> _INSTRUCTION_: From the listing below, pull each line that includes "this".

Stored data:
========================

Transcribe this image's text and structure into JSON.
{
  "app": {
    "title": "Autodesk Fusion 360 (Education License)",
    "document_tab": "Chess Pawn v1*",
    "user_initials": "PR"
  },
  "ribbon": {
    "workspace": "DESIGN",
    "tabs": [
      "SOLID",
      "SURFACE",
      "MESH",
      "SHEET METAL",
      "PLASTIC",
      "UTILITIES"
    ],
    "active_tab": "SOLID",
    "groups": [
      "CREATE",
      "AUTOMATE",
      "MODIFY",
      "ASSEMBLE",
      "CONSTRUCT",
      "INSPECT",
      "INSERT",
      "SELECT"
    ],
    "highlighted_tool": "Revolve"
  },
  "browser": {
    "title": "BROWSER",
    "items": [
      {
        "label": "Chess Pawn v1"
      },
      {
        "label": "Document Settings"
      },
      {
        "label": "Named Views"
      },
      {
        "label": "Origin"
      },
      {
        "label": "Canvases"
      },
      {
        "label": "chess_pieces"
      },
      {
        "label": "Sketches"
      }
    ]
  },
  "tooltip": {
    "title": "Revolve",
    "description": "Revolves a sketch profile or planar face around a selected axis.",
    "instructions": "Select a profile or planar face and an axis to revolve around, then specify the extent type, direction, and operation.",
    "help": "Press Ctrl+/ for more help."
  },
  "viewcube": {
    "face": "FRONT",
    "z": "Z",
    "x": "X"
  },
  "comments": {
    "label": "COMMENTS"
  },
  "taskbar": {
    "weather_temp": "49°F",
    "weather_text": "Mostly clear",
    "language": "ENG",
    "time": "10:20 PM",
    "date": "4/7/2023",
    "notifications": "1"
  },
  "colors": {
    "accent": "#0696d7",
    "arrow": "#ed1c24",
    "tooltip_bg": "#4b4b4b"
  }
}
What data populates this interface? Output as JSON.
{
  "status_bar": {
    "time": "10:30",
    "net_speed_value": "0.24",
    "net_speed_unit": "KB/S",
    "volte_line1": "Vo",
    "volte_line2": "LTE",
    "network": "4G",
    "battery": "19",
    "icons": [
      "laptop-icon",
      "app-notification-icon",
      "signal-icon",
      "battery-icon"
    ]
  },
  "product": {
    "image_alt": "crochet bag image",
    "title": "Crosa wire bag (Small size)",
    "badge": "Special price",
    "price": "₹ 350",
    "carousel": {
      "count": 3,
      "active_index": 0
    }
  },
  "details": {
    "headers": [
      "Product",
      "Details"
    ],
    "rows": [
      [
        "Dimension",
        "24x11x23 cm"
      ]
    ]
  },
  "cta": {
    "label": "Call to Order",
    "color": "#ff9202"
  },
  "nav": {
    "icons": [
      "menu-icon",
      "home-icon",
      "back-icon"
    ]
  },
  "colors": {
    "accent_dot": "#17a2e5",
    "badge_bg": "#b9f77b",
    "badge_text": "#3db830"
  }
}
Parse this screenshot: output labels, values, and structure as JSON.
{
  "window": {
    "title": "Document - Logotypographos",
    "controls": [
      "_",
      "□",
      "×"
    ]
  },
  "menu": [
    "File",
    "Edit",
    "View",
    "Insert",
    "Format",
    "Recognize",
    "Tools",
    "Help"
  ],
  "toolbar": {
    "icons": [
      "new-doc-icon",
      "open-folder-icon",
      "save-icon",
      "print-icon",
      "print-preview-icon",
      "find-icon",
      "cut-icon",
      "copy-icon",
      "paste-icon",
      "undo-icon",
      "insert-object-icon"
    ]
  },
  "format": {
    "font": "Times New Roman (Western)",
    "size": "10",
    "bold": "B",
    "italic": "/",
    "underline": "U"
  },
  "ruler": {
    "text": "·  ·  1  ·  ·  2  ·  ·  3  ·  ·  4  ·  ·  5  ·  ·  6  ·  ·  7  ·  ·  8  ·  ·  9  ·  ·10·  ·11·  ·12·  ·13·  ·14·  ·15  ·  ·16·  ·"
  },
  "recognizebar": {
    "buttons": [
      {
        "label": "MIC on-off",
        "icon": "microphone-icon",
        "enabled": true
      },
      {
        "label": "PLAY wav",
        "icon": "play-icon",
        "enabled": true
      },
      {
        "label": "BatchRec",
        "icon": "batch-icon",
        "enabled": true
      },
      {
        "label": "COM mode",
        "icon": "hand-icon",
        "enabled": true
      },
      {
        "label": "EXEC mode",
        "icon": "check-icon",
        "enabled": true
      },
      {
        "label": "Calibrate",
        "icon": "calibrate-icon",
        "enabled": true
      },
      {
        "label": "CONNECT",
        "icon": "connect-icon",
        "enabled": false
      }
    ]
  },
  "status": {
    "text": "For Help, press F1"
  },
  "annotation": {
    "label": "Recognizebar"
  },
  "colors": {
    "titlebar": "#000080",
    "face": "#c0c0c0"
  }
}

========================

> _OUTPUT BELOW_:
Transcribe this image's text and structure into JSON.
What data populates this interface? Output as JSON.
Parse this screenshot: output labels, values, and structure as JSON.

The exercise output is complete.